<<<<

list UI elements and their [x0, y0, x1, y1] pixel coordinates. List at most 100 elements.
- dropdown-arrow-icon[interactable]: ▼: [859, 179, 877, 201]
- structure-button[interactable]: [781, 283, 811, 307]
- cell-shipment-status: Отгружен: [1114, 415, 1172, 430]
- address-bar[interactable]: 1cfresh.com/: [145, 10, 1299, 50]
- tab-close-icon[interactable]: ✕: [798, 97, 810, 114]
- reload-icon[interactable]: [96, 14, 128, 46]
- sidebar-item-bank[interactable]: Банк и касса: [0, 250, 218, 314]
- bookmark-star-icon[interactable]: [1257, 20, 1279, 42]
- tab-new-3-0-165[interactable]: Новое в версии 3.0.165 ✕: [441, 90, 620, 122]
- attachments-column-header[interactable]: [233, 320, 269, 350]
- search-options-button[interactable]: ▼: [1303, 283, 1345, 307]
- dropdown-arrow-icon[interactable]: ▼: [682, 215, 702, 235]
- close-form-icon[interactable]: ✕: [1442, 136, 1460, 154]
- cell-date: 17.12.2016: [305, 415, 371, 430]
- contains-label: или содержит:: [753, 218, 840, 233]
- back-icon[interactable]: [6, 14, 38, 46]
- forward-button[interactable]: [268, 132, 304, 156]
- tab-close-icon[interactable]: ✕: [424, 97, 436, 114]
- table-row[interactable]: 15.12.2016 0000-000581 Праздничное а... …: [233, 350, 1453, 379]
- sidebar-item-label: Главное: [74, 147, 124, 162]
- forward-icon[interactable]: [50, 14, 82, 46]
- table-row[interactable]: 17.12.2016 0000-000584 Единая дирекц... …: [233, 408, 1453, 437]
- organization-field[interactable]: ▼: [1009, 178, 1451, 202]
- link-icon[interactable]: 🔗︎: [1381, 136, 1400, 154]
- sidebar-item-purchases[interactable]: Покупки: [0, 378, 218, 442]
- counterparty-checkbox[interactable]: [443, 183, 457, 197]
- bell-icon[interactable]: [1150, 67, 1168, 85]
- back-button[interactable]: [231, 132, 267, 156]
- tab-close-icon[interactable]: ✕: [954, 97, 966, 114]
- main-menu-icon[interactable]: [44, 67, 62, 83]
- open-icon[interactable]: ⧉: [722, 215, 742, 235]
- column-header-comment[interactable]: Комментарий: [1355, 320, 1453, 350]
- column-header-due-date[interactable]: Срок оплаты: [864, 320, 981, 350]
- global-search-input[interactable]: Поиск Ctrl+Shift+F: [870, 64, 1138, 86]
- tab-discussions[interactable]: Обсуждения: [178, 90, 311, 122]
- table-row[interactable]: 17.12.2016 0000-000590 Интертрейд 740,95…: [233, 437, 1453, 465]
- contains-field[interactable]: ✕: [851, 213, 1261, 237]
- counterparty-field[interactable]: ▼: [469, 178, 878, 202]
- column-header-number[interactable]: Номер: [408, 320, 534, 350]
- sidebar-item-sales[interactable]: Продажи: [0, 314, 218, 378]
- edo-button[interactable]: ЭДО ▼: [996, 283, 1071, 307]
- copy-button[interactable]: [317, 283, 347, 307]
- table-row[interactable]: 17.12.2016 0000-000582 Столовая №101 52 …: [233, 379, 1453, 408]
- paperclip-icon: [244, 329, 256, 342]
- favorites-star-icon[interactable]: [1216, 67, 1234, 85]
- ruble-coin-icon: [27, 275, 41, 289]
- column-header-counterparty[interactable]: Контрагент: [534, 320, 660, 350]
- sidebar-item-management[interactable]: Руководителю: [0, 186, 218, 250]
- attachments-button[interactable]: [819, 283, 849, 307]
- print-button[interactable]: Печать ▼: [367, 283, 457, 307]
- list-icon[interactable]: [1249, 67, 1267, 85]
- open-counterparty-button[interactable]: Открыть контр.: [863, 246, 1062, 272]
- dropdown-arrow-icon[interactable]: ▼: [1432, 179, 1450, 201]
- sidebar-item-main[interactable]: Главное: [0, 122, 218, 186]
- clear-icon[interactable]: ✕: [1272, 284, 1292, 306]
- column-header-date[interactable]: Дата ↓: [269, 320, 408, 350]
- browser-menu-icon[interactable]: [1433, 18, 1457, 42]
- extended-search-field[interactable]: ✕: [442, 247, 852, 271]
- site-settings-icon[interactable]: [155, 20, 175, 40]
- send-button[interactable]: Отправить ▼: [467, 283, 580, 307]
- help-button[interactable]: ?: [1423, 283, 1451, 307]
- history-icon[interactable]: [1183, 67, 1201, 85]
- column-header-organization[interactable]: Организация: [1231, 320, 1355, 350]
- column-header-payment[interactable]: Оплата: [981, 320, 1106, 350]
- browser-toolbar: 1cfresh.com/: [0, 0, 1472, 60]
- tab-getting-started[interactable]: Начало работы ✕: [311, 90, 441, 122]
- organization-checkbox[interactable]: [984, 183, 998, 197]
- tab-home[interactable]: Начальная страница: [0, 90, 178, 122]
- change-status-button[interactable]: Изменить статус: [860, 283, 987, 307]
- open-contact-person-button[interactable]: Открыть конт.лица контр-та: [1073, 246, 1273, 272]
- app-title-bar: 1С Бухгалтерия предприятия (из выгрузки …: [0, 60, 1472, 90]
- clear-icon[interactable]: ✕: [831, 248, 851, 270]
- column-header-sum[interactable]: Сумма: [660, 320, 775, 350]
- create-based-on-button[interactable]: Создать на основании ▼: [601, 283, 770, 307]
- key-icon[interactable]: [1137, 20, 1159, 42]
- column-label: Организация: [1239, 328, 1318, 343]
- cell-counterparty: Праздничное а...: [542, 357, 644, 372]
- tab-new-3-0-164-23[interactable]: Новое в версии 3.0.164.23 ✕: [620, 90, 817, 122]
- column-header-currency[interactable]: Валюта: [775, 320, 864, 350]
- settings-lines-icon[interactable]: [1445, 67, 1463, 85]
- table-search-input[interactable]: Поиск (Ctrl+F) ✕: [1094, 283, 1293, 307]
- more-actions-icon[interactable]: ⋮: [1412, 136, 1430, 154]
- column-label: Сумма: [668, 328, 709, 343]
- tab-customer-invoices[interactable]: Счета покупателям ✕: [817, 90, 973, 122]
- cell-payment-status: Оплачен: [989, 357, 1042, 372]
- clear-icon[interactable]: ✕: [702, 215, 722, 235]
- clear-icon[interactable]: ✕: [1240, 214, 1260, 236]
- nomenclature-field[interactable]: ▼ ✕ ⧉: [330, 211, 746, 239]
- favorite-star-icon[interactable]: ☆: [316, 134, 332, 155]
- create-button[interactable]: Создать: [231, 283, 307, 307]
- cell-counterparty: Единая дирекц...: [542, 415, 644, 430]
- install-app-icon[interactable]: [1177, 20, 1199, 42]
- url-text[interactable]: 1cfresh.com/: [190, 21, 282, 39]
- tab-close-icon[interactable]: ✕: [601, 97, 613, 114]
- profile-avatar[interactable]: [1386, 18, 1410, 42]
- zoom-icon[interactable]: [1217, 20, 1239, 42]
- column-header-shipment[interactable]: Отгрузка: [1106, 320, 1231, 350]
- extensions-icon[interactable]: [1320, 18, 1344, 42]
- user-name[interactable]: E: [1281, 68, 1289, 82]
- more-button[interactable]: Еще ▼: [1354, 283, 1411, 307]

>>>>

● **Work required**:
Count the lines of the items above that contain the string "Ctrl", treating uppercase and lowercase as different, and give only that number.

● **Exercise response**:
2